## Verilen görev
Aşağıdaki satırların başından "zodiac-breadcrumb-link[interactable]: 쌍둥이자리 >" içeren satıra kadar (o satır da dahil) uzanan kısmı, her satıra bir dize düşecek biçimde bir JSON listesine dönüştürün. Boş satırları listeye almayın.
──────────
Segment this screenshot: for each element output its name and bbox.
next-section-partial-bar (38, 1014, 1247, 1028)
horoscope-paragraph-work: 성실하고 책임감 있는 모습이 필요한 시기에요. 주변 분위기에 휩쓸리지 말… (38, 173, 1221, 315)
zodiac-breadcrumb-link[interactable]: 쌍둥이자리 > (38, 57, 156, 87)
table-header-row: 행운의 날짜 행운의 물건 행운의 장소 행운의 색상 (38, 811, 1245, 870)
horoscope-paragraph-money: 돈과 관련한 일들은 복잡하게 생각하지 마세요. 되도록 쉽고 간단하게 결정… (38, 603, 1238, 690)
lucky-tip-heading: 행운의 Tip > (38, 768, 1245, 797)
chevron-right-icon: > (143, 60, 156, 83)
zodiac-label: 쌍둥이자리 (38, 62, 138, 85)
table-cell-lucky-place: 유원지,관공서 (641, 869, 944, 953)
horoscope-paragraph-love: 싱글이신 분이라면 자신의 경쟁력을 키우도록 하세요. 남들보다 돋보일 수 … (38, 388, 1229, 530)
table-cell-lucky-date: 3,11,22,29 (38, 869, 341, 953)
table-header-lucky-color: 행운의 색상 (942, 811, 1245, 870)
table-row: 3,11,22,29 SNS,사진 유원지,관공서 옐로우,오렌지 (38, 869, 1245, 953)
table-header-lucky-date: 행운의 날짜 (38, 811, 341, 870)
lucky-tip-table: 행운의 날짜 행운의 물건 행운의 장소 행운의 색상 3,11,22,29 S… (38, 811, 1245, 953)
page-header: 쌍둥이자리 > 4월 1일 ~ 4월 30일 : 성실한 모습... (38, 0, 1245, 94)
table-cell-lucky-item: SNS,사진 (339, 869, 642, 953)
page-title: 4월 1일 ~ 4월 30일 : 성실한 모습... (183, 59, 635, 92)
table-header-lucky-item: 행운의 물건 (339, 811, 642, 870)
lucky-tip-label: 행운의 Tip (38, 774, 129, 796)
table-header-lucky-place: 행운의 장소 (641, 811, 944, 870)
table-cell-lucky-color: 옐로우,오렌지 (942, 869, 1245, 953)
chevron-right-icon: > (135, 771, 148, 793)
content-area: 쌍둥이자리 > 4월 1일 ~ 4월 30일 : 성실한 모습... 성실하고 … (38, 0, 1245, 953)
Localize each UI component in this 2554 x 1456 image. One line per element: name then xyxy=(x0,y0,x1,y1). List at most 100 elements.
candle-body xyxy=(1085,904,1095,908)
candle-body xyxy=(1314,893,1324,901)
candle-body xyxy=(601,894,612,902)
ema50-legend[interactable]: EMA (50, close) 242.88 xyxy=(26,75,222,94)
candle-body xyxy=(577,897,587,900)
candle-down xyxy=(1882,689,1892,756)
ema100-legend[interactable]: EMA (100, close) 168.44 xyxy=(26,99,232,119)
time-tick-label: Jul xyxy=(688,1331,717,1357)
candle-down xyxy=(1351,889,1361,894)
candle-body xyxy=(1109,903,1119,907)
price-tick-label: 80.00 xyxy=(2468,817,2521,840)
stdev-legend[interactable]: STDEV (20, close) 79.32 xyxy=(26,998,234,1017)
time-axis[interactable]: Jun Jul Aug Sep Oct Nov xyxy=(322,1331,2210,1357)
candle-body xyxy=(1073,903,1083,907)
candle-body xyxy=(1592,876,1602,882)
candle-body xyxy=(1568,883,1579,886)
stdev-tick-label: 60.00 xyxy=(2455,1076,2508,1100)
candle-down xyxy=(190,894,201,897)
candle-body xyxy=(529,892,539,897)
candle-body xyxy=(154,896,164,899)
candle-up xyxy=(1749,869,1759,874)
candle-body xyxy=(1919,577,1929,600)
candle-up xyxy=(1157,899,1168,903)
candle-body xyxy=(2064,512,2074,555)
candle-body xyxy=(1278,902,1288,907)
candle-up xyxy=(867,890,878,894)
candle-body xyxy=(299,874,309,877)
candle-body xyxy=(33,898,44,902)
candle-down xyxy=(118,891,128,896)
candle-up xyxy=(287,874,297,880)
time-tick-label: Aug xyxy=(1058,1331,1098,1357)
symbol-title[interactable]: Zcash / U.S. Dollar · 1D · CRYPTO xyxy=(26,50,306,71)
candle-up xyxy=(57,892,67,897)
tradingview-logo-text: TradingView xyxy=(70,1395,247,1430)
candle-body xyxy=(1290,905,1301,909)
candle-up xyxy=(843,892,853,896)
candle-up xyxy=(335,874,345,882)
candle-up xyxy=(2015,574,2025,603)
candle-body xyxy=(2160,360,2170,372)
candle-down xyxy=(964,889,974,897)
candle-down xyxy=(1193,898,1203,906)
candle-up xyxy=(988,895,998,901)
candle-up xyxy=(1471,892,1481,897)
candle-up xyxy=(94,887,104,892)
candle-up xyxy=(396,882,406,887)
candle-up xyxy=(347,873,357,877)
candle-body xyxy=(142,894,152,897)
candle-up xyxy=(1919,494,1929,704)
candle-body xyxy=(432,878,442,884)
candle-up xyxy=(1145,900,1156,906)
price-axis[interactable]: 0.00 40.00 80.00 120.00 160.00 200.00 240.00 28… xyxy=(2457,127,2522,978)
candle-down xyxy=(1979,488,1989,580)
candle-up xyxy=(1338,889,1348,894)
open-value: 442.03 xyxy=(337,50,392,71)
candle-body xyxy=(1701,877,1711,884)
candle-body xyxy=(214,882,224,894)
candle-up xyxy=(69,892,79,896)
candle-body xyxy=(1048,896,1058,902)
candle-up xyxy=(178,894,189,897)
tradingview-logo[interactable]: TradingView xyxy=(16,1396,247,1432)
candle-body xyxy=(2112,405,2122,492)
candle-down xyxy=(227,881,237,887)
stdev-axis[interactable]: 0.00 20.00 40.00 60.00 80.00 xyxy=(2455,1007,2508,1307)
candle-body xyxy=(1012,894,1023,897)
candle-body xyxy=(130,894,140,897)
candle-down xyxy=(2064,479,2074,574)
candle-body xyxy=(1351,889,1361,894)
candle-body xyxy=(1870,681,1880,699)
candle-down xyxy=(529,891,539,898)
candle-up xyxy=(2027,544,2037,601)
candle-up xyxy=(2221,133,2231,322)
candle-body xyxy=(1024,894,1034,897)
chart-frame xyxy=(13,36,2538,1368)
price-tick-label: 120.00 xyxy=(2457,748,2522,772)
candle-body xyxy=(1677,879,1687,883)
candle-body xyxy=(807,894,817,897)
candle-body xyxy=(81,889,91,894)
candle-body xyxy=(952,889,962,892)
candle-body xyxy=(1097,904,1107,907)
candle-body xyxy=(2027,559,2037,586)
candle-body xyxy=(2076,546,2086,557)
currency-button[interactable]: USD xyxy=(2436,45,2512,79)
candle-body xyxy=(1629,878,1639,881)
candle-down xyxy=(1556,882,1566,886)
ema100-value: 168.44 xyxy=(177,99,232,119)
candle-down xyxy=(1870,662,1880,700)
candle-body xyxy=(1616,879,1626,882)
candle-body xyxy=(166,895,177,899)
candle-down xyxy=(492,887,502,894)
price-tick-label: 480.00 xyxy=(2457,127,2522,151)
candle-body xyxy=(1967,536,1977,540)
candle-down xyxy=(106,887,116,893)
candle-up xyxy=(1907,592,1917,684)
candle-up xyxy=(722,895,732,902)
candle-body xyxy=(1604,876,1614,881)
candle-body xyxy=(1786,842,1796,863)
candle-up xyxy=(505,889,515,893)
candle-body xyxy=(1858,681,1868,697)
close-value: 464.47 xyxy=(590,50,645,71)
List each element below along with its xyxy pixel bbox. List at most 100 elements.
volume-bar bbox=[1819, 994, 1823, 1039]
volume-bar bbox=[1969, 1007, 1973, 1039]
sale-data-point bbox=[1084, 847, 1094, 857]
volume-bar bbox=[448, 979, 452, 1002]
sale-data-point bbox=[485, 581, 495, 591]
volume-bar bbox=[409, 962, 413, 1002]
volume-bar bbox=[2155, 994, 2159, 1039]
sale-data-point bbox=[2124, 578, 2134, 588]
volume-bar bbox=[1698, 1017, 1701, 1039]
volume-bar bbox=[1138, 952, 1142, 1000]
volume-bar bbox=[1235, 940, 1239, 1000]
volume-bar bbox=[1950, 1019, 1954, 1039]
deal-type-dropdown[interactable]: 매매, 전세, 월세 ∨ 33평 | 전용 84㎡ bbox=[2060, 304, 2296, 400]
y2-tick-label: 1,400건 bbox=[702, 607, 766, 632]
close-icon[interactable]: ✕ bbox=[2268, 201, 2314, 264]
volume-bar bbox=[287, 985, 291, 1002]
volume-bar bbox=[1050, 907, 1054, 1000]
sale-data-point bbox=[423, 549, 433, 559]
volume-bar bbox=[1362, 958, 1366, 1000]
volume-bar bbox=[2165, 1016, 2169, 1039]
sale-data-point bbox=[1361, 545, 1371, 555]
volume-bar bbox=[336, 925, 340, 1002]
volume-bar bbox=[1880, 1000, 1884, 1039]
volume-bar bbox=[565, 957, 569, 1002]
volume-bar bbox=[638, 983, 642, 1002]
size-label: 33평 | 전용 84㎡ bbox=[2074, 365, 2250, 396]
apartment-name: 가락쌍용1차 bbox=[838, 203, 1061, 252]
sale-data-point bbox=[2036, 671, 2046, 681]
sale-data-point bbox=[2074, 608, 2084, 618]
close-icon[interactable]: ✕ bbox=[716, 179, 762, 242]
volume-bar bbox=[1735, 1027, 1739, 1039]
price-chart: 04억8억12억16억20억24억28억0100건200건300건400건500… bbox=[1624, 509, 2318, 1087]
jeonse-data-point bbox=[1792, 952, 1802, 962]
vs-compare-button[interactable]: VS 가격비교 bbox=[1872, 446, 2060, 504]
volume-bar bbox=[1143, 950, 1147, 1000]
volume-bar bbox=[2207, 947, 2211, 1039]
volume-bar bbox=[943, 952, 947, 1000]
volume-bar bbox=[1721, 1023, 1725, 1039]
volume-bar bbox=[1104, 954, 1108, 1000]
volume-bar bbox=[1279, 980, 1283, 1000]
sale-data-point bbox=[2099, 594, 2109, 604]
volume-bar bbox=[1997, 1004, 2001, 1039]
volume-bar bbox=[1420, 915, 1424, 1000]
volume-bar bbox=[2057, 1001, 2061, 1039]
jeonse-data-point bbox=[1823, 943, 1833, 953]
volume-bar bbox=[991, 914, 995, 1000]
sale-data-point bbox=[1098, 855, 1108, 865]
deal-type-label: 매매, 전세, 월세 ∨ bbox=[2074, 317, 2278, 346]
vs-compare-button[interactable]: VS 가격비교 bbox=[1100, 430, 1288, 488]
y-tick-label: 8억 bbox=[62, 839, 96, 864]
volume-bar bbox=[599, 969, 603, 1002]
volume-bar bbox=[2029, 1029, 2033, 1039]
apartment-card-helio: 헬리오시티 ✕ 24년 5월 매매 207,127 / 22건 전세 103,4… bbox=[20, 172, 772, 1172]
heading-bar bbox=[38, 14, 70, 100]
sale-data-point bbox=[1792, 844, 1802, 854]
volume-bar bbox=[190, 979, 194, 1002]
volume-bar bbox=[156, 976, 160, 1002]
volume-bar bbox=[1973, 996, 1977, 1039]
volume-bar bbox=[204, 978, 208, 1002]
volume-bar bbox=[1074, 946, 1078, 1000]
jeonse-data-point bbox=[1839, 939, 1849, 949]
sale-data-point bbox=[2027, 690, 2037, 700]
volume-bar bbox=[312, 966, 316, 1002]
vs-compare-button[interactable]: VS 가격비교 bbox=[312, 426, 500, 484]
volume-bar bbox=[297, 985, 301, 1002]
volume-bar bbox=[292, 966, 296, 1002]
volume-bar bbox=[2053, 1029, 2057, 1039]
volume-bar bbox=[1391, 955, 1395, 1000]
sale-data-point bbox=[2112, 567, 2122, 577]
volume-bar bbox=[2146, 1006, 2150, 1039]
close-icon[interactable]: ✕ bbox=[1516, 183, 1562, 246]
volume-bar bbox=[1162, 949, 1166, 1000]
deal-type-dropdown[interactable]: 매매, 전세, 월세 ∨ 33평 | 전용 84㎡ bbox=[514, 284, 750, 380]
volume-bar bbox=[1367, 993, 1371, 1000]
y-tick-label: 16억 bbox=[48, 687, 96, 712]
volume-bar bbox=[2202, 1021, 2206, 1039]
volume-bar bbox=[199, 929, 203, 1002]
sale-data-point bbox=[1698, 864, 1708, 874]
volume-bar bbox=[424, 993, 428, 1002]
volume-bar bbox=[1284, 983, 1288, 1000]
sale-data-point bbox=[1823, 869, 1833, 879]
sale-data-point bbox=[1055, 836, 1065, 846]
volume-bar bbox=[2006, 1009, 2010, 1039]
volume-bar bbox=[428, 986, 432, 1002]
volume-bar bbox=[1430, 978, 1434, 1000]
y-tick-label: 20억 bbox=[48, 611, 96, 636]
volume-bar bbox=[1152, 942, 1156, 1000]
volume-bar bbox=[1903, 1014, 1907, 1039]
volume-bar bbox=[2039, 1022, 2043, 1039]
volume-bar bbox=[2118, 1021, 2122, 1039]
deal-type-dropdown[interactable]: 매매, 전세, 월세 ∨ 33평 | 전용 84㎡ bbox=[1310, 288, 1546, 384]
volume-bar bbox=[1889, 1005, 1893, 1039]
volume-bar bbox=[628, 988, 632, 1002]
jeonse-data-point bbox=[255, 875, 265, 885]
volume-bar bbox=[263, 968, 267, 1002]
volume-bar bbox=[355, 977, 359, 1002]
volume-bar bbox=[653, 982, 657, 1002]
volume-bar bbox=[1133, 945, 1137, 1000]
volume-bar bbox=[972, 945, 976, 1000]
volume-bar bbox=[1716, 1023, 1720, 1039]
──────────
## Sonuç
[
  "Segment this screenshot: for each element output its name and bbox.",
  "next-section-partial-bar (38, 1014, 1247, 1028)",
  "horoscope-paragraph-work: 성실하고 책임감 있는 모습이 필요한 시기에요. 주변 분위기에 휩쓸리지 말… (38, 173, 1221, 315)",
  "zodiac-breadcrumb-link[interactable]: 쌍둥이자리 > (38, 57, 156, 87)"
]